Goal: Return each line of the records with nothing changed, pictures excepted.
● ● ●
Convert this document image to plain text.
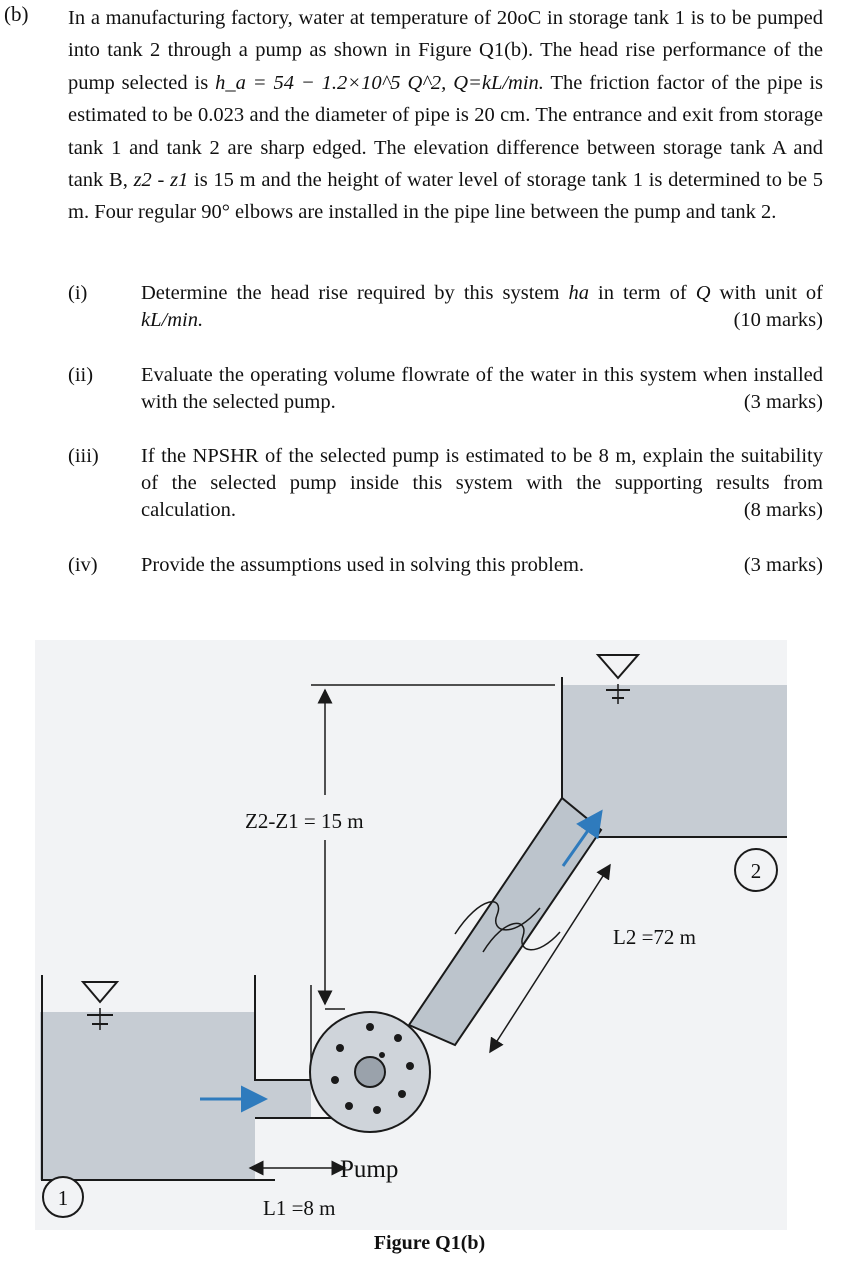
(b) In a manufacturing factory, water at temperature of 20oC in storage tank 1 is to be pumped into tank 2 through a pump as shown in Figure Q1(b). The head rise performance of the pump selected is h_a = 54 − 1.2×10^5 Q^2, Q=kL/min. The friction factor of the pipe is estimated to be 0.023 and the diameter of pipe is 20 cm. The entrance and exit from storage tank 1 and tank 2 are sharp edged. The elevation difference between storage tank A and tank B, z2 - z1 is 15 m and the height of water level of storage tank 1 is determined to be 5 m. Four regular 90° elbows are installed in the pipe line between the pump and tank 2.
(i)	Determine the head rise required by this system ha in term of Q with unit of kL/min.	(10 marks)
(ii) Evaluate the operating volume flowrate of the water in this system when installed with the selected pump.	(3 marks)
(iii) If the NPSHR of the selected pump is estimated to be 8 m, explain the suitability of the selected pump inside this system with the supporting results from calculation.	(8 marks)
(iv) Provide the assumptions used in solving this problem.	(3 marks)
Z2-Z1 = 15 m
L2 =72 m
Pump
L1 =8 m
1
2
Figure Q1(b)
● ● ●
Worked answer:
Convert this document image to plain text.
(b) In a manufacturing factory, water at temperature of 20oC in storage tank 1 is to be pumped into tank 2 through a pump as shown in Figure Q1(b). The head rise performance of the pump selected is h_a = 54 − 1.2×10^5 Q^2, Q=kL/min. The friction factor of the pipe is estimated to be 0.023 and the diameter of pipe is 20 cm. The entrance and exit from storage tank 1 and tank 2 are sharp edged. The elevation difference between storage tank A and tank B, z2 - z1 is 15 m and the height of water level of storage tank 1 is determined to be 5 m. Four regular 90° elbows are installed in the pipe line between the pump and tank 2.
(i)	Determine the head rise required by this system ha in term of Q with unit of kL/min.	(10 marks)
(ii) Evaluate the operating volume flowrate of the water in this system when installed with the selected pump.	(3 marks)
(iii) If the NPSHR of the selected pump is estimated to be 8 m, explain the suitability of the selected pump inside this system with the supporting results from calculation.	(8 marks)
(iv) Provide the assumptions used in solving this problem.	(3 marks)
Z2-Z1 = 15 m
L2 =72 m
Pump
L1 =8 m
1
2
Figure Q1(b)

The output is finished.